**Instruction:** Extend the Filip Salač biography with new paragraphs that pick up after its final sentence.

Filip Salač (born 12 December 2001) is a Czech motorcycle rider, currently competing 2022 Moto2 World Championship for Team Gresini Moto2.

Career

Junior career
Salač competed full time in the 2016 Red Bull MotoGP Rookies Cup, scoring no podiums, 75 points, and finished 9th in the final standings. He also made four race appearances in the 2016 FIM CEV Moto3 Junior World Championship, scoring one point in the race at Portimão.

Salač split the same two series again next year, finishing with 12 points in the 2017 FIM CEV Moto3 Junior World Championship, and five top-6 finishes in the 2017 Red Bull MotoGP Rookies Cup, including a 2nd place podium in Jerez. He finished 27th, and 13th in the standings respectively.

**Data excerpts:**
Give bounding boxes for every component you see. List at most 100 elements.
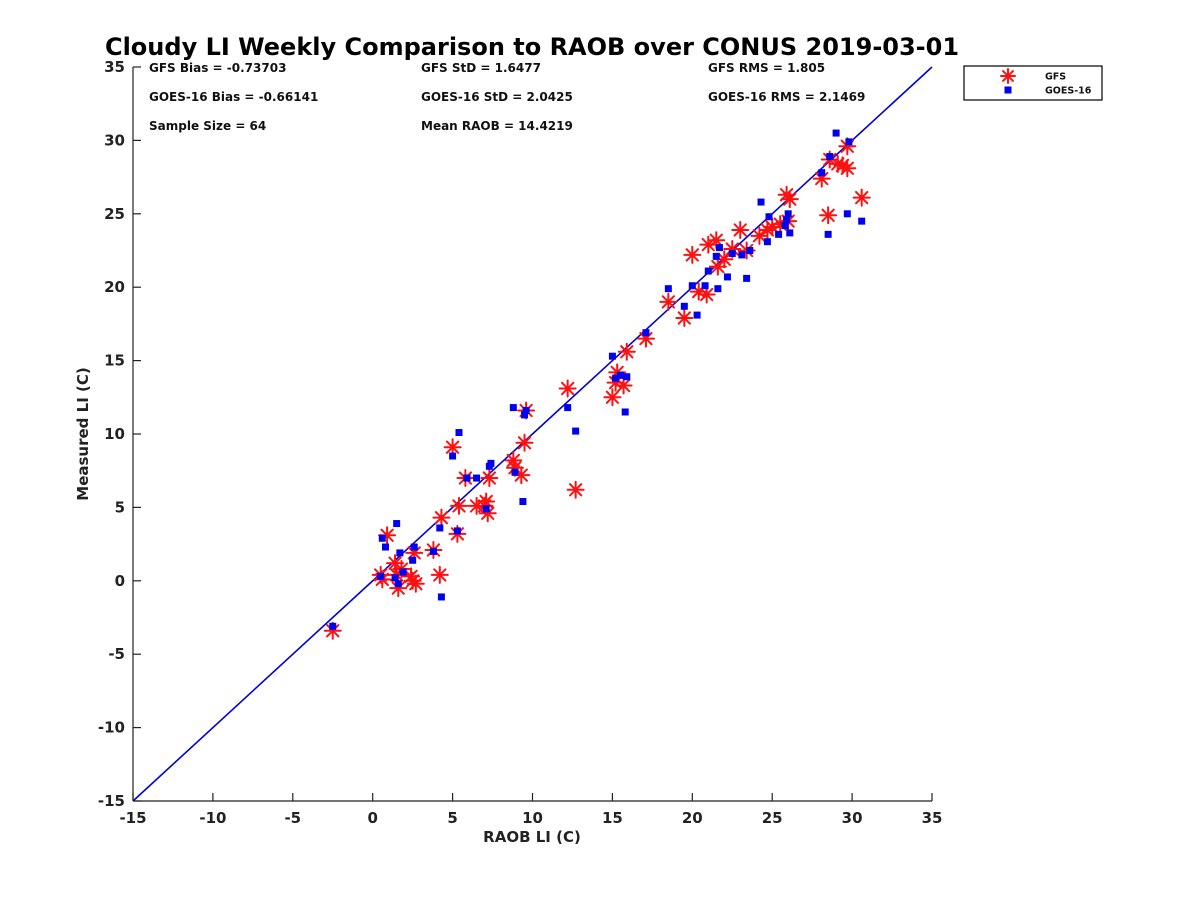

--

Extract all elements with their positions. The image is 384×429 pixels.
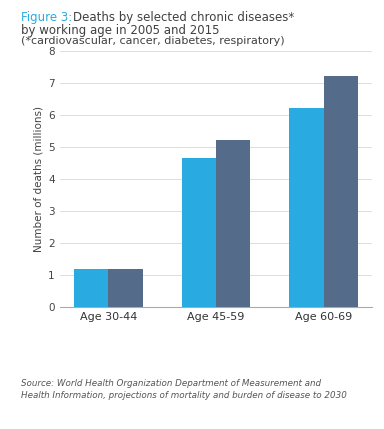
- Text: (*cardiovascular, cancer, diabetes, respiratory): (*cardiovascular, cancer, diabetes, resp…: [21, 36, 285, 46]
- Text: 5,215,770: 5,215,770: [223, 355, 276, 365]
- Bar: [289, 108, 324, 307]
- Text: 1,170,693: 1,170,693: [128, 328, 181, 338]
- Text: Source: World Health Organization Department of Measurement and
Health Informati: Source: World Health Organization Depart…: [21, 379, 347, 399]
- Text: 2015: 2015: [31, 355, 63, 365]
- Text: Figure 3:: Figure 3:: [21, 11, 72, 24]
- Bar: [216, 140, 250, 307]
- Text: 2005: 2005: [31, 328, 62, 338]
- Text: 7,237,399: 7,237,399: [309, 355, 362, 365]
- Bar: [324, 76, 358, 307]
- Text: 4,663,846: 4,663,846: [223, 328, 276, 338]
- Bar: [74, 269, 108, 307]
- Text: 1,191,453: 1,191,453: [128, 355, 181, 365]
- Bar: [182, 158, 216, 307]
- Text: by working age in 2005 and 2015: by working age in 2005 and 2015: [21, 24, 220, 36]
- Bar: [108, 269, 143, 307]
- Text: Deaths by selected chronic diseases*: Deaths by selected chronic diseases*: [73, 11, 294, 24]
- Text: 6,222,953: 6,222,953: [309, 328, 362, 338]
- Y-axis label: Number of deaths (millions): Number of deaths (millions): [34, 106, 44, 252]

**Task answer:**
Salač improved from his previous seasons in both categories, scoring points eight times in the 2018 FIM CEV Moto3 Junior World Championship, seven of which were top-10 finishes, finishing 11th in the standings, with 52 points. In the 2018 Red Bull MotoGP Rookies Cup, he scored five podiums, two second places at Assen and Misano, and three third places at Jerez, the Sachsenring, and the Red Bull Ring. He finished the season 4th in the standings, with 151 points.

Moto3 World Championship
He made his Grand Prix racing debut as a wildcard, at his home GP in Brno in 2018, finishing the race in 24th place.

Redox PrüstelGP (2019)
Salač competed full time in the 2019 Moto3 World Championship alongside compatriot Jakub Kornfeil at Prüstel GP.

He scored points in seven races during the year, his season's best finishes being a 9th place in Rimini, and a 5th place in the season closing race in Valencia. He ended the season 23rd in the standings, with 32 points.

Rivacold Snipers Team (2020–2021)
Switching from Prüstel to the Rivacold Snipers team for the 2020 Moto3 World Championship, Salač had similar performances as the year prior. He scored points in six races, his season's best results were an 8th place in Qatar, and a 9th place in Valencia, and ended the season 21st in the standings, with 30 points.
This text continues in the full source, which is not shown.